* [What to do]:
Determine the count of lines holding the string "with". Return only the number.

....

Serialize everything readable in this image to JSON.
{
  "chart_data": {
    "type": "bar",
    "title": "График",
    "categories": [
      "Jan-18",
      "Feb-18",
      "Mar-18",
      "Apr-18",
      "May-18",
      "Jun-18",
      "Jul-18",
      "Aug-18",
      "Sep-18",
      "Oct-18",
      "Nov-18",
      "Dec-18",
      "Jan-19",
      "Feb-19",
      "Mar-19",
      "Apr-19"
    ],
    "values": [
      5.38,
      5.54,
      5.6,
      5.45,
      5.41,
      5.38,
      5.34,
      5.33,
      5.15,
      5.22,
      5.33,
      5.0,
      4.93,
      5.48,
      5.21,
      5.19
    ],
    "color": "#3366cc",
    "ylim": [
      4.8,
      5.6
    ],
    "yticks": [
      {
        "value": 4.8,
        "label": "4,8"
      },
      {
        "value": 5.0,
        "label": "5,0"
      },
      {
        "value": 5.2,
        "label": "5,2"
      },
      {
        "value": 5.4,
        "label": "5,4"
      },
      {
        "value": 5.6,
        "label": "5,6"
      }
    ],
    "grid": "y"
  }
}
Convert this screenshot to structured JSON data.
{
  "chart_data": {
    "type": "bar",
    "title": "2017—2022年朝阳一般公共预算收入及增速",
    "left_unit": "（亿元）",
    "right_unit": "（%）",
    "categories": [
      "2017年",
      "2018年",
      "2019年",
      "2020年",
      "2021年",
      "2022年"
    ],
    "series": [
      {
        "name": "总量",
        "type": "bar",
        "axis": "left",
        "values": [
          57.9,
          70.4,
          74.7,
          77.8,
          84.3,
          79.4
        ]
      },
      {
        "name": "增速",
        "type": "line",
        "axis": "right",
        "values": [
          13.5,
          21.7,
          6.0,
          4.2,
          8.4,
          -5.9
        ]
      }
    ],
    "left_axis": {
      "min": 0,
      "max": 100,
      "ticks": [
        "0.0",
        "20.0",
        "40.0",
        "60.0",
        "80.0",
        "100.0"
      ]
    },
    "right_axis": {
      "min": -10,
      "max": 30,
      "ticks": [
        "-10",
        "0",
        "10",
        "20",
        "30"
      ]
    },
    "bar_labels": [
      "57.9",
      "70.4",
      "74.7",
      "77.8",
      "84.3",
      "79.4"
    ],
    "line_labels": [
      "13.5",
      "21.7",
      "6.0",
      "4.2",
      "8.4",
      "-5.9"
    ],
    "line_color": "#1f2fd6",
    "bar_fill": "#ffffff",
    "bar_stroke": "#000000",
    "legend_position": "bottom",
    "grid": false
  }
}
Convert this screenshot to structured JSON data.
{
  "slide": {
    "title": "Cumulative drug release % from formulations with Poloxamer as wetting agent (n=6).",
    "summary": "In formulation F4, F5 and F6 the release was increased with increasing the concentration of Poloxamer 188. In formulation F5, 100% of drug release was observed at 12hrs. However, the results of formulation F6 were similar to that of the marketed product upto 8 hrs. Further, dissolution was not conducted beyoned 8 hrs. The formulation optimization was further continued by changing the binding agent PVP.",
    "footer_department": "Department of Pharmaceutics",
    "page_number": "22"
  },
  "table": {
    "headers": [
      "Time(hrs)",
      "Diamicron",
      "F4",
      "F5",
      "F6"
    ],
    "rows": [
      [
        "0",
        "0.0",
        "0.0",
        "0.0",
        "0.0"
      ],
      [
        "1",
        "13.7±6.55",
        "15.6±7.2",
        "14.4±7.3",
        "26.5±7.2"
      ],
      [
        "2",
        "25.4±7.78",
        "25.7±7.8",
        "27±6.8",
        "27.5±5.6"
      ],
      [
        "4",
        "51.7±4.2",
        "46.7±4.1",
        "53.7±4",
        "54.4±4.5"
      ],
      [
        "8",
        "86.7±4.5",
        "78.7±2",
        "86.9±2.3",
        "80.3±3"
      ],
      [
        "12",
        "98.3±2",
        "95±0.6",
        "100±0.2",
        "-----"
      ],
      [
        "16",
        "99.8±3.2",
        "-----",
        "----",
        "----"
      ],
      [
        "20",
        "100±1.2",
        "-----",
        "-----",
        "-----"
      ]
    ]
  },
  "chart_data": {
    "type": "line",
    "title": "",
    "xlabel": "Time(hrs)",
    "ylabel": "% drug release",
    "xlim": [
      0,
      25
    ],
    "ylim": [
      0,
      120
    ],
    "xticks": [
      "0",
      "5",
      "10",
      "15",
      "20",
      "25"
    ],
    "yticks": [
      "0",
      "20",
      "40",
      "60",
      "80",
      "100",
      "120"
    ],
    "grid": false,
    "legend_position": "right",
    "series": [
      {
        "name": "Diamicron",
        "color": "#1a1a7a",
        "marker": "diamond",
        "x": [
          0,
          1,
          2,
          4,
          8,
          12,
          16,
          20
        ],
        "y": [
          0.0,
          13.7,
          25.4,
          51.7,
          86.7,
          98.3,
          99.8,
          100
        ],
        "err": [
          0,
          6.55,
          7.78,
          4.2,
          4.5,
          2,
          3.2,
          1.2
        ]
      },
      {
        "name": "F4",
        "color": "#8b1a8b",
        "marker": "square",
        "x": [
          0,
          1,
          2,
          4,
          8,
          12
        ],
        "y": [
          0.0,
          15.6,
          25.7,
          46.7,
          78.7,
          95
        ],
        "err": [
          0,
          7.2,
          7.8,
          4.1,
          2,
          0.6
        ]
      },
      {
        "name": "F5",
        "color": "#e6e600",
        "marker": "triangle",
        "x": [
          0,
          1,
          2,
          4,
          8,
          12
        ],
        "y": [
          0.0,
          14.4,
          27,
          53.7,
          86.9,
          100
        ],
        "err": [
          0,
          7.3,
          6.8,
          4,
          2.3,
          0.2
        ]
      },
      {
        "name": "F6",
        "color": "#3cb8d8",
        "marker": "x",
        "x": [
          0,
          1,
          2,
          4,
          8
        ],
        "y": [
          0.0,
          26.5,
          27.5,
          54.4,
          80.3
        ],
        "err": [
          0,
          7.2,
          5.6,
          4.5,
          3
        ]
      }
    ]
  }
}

....

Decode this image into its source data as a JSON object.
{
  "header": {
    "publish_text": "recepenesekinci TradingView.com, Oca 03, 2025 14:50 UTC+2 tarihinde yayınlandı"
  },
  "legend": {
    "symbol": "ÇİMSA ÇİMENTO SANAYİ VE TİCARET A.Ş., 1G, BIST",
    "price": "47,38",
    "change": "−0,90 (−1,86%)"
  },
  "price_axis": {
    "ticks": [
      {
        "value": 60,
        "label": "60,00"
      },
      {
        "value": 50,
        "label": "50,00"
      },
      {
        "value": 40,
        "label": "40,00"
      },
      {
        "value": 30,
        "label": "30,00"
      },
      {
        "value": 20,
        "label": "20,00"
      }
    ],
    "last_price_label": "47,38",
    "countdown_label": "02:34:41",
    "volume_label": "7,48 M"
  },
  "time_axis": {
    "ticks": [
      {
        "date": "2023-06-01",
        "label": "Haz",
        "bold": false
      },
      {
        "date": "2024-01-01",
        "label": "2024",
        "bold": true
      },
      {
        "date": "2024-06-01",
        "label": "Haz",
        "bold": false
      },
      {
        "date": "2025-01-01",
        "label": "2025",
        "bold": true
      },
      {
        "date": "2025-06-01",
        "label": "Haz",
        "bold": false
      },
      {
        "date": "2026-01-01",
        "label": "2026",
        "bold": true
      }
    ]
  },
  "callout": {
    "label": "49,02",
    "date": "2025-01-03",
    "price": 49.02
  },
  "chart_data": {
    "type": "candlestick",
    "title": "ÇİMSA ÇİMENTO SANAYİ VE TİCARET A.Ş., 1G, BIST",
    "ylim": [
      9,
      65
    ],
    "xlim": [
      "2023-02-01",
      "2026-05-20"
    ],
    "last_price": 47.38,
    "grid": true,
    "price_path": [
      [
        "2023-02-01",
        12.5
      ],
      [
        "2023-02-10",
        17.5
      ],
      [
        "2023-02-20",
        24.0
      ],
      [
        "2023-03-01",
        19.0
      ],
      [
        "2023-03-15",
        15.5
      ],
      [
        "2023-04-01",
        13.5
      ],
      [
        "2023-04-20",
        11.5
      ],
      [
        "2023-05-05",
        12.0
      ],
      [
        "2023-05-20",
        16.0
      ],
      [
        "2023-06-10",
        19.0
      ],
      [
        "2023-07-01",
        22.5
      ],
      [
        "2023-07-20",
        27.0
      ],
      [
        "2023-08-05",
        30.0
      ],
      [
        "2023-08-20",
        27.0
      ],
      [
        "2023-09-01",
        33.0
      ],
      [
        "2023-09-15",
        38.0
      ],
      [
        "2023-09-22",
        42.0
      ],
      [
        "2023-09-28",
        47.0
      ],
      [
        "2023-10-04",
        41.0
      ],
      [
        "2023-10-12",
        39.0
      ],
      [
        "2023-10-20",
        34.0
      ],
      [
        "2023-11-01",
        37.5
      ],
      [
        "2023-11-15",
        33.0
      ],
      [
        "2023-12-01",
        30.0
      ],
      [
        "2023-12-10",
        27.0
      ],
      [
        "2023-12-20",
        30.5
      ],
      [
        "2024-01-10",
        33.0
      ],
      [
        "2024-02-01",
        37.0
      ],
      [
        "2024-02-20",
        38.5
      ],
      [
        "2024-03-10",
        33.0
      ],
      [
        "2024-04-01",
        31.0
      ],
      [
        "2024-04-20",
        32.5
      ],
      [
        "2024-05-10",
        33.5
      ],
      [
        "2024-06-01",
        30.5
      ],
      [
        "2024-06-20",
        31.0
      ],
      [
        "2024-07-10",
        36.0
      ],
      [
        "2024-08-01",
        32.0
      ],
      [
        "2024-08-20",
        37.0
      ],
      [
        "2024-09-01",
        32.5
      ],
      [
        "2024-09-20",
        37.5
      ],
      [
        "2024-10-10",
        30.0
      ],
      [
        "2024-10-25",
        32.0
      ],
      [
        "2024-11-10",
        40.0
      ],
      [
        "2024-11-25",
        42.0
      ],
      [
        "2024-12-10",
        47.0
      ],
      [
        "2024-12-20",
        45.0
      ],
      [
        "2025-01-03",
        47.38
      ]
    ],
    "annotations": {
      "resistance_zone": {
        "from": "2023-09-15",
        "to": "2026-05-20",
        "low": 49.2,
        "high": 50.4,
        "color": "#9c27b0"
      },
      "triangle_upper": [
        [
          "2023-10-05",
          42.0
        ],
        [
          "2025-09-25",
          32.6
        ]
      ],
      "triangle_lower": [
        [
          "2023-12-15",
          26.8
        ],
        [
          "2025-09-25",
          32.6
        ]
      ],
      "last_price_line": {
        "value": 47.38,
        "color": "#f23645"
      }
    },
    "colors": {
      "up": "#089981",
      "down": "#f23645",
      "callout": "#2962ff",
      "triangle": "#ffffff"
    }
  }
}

....

* [The output]:
2